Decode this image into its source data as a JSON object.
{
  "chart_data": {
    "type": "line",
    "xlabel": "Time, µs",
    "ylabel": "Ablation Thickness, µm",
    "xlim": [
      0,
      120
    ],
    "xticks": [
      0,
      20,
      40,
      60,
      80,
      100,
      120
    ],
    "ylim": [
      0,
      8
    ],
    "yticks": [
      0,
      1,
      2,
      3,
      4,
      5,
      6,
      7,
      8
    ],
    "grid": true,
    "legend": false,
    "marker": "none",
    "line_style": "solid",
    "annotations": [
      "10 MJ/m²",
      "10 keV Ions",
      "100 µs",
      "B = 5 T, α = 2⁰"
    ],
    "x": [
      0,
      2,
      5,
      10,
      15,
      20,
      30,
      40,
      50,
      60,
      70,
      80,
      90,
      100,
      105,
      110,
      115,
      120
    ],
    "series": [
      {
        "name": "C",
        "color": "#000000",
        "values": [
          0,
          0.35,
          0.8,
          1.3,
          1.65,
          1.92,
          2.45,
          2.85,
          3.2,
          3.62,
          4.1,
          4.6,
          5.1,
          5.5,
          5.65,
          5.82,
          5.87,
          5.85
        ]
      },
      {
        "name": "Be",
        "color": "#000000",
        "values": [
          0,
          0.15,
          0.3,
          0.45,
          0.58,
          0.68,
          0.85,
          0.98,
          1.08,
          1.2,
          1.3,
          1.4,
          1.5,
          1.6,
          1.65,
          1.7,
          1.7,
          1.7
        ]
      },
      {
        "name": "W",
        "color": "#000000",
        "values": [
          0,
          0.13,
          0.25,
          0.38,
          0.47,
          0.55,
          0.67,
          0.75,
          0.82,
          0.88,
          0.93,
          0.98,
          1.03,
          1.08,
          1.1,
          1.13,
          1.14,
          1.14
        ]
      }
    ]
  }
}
..............................
> **What you will do**: Once more, set down the full listing, verbatim.

> **In response**:
Decode this image into its source data as a JSON object.
{
  "chart_data": {
    "type": "line",
    "xlabel": "Time, µs",
    "ylabel": "Ablation Thickness, µm",
    "xlim": [
      0,
      120
    ],
    "xticks": [
      0,
      20,
      40,
      60,
      80,
      100,
      120
    ],
    "ylim": [
      0,
      8
    ],
    "yticks": [
      0,
      1,
      2,
      3,
      4,
      5,
      6,
      7,
      8
    ],
    "grid": true,
    "legend": false,
    "marker": "none",
    "line_style": "solid",
    "annotations": [
      "10 MJ/m²",
      "10 keV Ions",
      "100 µs",
      "B = 5 T, α = 2⁰"
    ],
    "x": [
      0,
      2,
      5,
      10,
      15,
      20,
      30,
      40,
      50,
      60,
      70,
      80,
      90,
      100,
      105,
      110,
      115,
      120
    ],
    "series": [
      {
        "name": "C",
        "color": "#000000",
        "values": [
          0,
          0.35,
          0.8,
          1.3,
          1.65,
          1.92,
          2.45,
          2.85,
          3.2,
          3.62,
          4.1,
          4.6,
          5.1,
          5.5,
          5.65,
          5.82,
          5.87,
          5.85
        ]
      },
      {
        "name": "Be",
        "color": "#000000",
        "values": [
          0,
          0.15,
          0.3,
          0.45,
          0.58,
          0.68,
          0.85,
          0.98,
          1.08,
          1.2,
          1.3,
          1.4,
          1.5,
          1.6,
          1.65,
          1.7,
          1.7,
          1.7
        ]
      },
      {
        "name": "W",
        "color": "#000000",
        "values": [
          0,
          0.13,
          0.25,
          0.38,
          0.47,
          0.55,
          0.67,
          0.75,
          0.82,
          0.88,
          0.93,
          0.98,
          1.03,
          1.08,
          1.1,
          1.13,
          1.14,
          1.14
        ]
      }
    ]
  }
}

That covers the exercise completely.